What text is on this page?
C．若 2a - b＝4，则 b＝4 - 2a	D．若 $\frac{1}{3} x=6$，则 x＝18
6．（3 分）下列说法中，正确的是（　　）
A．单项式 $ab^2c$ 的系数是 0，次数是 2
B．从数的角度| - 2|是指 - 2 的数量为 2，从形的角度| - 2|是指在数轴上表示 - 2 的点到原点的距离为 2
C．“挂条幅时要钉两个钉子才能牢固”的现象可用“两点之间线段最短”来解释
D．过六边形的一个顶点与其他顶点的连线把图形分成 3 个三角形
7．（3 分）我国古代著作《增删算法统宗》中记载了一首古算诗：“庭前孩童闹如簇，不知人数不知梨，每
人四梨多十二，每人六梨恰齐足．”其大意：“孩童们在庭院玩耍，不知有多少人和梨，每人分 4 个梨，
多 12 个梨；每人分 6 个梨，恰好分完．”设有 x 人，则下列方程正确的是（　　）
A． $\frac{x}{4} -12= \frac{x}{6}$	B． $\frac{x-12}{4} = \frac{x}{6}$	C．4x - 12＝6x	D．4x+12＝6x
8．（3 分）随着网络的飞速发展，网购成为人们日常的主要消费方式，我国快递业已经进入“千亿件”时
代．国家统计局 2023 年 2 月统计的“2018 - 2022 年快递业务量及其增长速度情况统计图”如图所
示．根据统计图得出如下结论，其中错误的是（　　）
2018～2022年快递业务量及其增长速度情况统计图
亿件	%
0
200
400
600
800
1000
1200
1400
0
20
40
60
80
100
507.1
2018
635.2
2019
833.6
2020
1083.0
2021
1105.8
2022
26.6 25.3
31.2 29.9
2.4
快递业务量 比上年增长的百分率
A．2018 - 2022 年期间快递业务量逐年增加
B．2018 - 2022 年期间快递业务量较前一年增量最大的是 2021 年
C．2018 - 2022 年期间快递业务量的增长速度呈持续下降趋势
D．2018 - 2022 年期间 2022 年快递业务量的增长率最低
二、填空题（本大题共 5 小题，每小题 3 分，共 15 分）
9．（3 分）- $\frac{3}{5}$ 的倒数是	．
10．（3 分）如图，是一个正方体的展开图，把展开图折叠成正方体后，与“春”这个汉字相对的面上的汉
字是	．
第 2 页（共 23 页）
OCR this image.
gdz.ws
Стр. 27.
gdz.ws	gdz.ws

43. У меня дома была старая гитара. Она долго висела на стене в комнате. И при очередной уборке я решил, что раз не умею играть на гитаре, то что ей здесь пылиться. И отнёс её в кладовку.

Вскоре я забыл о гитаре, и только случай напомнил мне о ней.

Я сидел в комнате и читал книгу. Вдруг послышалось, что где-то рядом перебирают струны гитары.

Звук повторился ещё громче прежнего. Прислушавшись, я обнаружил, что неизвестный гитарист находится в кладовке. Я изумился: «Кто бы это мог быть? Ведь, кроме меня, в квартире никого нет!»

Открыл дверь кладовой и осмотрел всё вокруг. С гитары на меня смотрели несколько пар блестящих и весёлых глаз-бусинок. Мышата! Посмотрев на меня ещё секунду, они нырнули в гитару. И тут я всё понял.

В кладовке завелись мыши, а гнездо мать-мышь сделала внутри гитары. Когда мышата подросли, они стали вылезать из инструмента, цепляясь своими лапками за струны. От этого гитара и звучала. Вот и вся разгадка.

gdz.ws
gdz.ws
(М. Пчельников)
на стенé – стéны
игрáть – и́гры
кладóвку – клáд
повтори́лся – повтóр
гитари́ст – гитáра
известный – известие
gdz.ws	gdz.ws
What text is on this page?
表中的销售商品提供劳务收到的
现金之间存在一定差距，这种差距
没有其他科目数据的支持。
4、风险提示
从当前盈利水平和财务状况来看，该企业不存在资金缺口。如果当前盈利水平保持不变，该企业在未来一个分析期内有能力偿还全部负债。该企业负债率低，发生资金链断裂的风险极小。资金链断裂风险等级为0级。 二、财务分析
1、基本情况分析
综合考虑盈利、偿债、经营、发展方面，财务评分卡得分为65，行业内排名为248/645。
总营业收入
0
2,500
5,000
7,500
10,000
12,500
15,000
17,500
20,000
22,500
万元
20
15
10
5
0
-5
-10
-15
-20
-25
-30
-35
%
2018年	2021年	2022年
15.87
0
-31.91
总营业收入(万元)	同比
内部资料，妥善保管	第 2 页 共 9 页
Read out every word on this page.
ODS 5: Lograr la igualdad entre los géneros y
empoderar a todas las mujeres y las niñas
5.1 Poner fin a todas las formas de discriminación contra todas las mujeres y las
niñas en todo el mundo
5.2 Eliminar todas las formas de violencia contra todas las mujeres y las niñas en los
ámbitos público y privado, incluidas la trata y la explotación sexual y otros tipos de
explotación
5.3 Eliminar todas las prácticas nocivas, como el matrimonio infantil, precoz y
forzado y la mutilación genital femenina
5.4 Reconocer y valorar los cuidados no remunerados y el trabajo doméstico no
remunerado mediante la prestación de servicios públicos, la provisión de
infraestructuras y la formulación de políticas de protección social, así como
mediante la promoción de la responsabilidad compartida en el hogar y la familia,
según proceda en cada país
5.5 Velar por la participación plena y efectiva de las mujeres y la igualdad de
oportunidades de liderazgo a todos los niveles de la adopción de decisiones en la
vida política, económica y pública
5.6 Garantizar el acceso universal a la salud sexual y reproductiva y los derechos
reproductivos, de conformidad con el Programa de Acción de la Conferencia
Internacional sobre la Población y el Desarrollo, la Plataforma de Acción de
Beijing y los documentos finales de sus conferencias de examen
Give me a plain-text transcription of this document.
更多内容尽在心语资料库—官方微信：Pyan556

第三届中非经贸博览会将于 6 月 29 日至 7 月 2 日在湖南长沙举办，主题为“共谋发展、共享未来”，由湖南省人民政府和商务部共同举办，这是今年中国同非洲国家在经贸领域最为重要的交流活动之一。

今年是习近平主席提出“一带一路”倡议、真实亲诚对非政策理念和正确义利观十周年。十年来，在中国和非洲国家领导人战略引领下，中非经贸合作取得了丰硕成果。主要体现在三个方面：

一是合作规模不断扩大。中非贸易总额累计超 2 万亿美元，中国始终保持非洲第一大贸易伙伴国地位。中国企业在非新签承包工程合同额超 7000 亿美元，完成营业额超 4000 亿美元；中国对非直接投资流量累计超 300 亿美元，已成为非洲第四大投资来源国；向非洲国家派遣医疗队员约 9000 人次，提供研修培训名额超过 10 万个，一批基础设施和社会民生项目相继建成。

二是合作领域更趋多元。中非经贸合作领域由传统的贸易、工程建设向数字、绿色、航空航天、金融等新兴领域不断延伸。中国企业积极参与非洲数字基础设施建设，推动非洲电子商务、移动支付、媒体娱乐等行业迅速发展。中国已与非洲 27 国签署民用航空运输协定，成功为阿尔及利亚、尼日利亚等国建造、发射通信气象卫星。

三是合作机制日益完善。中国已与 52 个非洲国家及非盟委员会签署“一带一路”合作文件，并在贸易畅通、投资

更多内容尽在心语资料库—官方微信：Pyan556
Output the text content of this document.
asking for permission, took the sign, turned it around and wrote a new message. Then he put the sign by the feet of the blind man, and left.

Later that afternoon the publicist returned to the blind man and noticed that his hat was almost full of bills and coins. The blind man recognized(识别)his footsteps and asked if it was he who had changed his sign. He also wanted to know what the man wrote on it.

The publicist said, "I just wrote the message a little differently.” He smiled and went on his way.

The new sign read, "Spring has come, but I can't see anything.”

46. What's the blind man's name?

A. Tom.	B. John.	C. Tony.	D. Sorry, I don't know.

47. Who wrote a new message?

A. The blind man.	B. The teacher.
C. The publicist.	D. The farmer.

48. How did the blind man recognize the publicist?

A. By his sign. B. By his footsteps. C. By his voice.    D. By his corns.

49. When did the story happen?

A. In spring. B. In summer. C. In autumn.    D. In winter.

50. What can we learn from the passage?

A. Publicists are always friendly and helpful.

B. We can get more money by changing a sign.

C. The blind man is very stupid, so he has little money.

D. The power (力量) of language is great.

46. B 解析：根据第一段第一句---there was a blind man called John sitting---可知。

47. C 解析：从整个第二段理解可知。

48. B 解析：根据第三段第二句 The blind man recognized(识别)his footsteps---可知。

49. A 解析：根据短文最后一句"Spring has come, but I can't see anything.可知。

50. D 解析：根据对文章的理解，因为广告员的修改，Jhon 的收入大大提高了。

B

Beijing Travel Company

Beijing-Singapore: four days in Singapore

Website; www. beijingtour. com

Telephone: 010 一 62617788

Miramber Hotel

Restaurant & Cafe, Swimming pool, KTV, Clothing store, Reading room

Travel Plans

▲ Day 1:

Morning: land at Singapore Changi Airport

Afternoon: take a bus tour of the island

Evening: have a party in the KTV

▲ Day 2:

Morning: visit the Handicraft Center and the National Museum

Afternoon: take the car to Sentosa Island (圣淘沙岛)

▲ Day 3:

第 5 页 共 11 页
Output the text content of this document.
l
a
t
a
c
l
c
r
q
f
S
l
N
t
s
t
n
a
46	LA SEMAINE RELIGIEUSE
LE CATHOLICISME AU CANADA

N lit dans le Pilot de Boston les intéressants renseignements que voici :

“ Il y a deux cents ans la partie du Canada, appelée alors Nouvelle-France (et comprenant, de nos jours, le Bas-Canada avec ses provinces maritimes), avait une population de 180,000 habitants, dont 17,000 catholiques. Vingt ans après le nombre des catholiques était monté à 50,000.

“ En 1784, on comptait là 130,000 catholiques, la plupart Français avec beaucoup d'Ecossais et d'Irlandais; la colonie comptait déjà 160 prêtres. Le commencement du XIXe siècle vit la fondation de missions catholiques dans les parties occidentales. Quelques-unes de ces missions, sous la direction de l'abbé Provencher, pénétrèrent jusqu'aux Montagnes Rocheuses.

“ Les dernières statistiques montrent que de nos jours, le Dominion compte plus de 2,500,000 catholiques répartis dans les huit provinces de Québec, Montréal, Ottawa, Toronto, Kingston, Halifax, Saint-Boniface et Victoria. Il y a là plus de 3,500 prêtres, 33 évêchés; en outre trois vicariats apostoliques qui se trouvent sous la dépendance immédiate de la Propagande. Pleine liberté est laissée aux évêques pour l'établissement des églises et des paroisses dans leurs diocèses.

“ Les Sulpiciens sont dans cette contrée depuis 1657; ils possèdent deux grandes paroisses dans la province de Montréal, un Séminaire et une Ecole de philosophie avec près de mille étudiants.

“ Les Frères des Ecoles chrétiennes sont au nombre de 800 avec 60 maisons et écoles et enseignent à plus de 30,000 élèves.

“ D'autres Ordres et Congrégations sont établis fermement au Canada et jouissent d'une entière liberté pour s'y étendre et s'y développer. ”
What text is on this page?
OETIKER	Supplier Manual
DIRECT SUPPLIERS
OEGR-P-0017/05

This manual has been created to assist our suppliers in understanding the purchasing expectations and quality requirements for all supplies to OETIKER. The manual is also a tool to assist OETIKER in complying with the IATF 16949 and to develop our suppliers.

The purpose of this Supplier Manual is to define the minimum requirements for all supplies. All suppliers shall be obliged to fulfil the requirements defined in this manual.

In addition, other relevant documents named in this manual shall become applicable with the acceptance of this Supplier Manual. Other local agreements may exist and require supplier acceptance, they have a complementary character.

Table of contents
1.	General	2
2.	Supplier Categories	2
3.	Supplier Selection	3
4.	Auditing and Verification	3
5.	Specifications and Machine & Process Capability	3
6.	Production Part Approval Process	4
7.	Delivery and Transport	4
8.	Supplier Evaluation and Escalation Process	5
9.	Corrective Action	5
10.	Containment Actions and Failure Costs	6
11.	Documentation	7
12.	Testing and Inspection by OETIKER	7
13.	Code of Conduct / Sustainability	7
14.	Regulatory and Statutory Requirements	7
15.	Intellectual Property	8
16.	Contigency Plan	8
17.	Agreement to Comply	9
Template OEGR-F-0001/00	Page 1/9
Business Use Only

════════════════════

**Exercise brief:** Report the number of lines that contain "plus", with no other words.

**Solution to this task:** 2